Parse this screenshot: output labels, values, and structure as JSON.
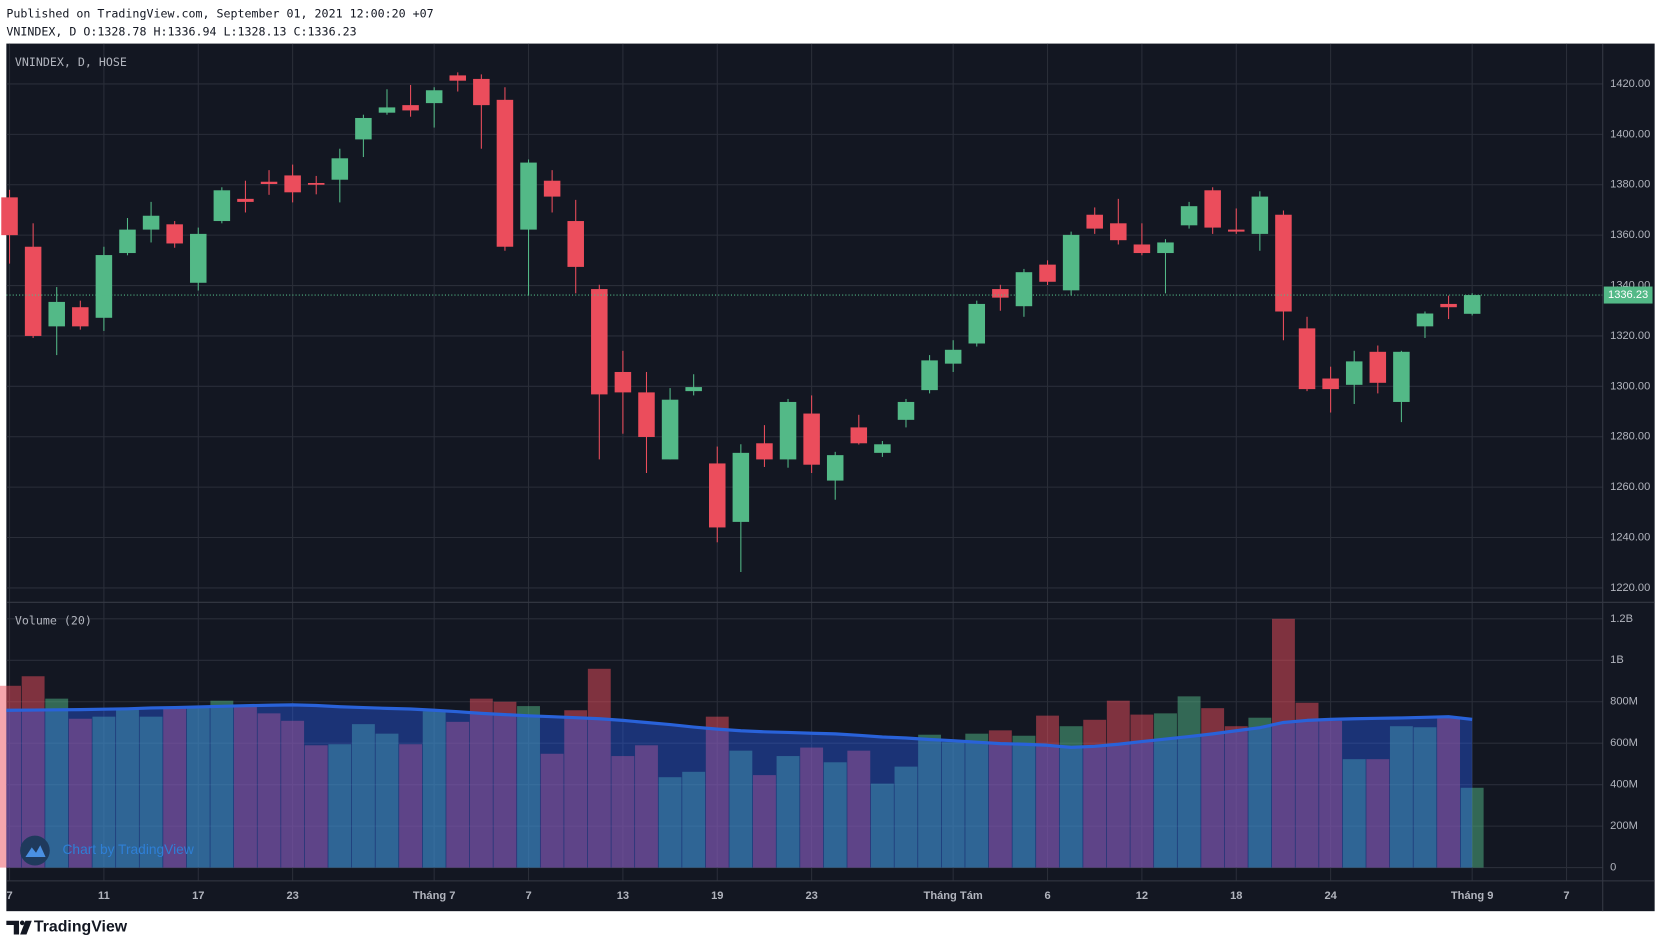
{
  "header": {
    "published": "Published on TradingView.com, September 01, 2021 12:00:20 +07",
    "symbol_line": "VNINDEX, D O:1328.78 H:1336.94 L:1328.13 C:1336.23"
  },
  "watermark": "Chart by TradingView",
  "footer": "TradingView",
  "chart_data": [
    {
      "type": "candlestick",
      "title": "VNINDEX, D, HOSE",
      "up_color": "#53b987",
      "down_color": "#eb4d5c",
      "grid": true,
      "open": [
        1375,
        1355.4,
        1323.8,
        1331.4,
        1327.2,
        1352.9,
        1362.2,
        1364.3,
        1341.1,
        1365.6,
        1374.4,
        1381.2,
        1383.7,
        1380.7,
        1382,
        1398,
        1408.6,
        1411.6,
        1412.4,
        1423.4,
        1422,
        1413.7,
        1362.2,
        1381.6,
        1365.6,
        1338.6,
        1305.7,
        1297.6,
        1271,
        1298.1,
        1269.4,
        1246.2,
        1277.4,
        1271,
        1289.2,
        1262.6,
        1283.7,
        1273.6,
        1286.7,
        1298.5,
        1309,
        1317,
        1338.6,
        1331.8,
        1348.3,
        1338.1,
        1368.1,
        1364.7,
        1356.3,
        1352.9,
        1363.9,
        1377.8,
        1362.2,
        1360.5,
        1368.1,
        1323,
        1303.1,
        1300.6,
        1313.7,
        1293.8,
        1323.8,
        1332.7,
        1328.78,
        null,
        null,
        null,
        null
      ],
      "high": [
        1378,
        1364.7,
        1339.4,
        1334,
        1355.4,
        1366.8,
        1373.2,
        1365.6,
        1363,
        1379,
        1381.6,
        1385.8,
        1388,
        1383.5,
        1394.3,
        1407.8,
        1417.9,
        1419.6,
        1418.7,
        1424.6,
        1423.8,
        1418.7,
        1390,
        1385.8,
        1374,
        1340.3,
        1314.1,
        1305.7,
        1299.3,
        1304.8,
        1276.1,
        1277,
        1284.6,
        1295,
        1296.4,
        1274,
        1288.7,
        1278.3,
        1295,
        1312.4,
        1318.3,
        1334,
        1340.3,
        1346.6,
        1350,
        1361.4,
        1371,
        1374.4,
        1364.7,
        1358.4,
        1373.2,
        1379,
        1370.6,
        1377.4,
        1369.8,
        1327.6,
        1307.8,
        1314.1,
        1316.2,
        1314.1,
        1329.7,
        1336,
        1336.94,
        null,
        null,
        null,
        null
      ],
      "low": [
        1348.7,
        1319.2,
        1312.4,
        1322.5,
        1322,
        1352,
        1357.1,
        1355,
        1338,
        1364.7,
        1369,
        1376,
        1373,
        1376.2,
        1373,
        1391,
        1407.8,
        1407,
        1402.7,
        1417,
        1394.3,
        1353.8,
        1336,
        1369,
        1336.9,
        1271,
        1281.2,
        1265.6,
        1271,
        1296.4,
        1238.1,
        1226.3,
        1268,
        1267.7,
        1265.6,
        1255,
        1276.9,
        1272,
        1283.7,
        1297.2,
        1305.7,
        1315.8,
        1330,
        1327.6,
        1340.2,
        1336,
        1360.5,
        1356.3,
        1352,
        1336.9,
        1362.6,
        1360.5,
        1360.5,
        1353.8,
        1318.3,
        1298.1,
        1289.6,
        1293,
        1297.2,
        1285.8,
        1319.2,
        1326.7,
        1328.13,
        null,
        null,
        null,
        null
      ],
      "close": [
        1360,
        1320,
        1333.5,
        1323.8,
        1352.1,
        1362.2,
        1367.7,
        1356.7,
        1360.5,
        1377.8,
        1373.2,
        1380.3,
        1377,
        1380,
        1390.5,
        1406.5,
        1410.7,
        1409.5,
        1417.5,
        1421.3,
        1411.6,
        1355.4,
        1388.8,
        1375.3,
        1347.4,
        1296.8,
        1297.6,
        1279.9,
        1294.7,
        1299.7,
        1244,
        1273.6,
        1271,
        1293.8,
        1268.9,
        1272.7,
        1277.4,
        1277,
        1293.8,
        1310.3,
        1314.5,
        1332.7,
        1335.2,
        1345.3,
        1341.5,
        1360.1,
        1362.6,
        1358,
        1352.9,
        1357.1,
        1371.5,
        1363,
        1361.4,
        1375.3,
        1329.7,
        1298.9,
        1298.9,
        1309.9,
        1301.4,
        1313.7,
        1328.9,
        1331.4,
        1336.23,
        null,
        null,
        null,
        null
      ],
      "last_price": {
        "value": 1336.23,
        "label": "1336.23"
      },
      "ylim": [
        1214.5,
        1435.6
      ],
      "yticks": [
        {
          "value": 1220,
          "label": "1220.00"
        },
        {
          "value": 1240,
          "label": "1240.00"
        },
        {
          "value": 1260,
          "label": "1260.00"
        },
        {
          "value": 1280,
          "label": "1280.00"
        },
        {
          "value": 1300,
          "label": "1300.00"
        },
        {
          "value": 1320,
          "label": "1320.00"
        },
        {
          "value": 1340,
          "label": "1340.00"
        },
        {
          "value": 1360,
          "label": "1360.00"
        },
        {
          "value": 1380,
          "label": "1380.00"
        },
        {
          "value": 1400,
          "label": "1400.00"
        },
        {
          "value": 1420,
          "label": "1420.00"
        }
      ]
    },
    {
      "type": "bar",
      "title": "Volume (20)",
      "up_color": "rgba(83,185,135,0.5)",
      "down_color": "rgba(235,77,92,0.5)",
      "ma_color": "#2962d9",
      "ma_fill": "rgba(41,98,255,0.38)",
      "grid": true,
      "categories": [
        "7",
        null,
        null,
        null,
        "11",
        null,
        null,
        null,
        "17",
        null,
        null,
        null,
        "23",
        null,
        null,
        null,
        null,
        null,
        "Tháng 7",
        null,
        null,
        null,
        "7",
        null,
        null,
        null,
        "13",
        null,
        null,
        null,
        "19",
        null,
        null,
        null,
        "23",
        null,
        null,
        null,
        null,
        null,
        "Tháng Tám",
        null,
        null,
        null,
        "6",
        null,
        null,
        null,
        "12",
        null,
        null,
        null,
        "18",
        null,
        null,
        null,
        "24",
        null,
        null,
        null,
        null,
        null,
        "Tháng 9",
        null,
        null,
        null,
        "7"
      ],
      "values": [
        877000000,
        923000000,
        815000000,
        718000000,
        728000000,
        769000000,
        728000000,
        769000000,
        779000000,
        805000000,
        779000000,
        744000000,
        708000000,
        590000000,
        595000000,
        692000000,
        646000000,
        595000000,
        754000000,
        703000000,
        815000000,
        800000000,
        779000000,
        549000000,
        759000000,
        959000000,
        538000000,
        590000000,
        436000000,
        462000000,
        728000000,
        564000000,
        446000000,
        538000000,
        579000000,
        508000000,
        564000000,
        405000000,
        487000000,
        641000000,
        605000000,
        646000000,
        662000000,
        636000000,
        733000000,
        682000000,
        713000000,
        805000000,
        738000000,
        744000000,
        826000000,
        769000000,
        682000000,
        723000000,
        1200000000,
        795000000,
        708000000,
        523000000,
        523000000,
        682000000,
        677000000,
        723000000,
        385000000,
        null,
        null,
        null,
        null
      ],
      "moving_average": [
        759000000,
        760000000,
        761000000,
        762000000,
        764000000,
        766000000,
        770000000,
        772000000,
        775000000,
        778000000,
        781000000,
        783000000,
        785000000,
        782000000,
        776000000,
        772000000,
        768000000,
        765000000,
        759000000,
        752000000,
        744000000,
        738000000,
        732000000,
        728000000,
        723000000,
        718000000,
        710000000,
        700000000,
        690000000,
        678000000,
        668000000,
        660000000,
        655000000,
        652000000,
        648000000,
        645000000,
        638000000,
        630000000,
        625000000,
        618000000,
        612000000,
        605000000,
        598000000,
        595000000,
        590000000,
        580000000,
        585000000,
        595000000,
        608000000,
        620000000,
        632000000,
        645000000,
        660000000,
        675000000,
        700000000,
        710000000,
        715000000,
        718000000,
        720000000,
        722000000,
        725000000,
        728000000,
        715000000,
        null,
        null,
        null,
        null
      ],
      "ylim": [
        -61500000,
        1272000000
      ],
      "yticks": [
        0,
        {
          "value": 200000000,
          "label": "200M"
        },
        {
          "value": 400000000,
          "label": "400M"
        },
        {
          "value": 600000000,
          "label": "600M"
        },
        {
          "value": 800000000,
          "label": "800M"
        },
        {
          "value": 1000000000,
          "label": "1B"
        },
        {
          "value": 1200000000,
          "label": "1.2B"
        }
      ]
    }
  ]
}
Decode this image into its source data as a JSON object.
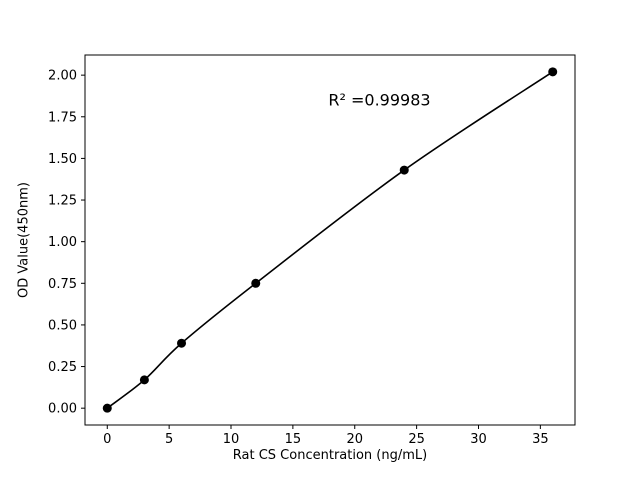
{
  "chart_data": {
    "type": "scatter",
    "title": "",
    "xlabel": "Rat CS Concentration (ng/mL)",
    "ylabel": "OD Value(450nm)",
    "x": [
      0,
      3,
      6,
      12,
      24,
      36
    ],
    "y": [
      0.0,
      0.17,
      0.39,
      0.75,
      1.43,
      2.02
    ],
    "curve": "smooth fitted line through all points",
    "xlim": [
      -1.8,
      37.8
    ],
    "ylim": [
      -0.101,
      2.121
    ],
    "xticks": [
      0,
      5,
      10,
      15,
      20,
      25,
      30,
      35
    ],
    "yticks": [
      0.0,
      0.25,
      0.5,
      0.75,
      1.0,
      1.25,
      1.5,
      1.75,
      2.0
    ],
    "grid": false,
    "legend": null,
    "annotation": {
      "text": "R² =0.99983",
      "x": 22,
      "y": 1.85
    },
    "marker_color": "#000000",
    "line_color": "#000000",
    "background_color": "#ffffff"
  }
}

### Instructions to follow
Exclude all pictures and reproduce exactly the lines from the one containing "Decode this image" through the final line of the entries above.

### Written response
Decode this image into its source data as a JSON object.
{
  "chart_data": {
    "type": "scatter",
    "title": "",
    "xlabel": "Rat CS Concentration (ng/mL)",
    "ylabel": "OD Value(450nm)",
    "x": [
      0,
      3,
      6,
      12,
      24,
      36
    ],
    "y": [
      0.0,
      0.17,
      0.39,
      0.75,
      1.43,
      2.02
    ],
    "curve": "smooth fitted line through all points",
    "xlim": [
      -1.8,
      37.8
    ],
    "ylim": [
      -0.101,
      2.121
    ],
    "xticks": [
      0,
      5,
      10,
      15,
      20,
      25,
      30,
      35
    ],
    "yticks": [
      0.0,
      0.25,
      0.5,
      0.75,
      1.0,
      1.25,
      1.5,
      1.75,
      2.0
    ],
    "grid": false,
    "legend": null,
    "annotation": {
      "text": "R² =0.99983",
      "x": 22,
      "y": 1.85
    },
    "marker_color": "#000000",
    "line_color": "#000000",
    "background_color": "#ffffff"
  }
}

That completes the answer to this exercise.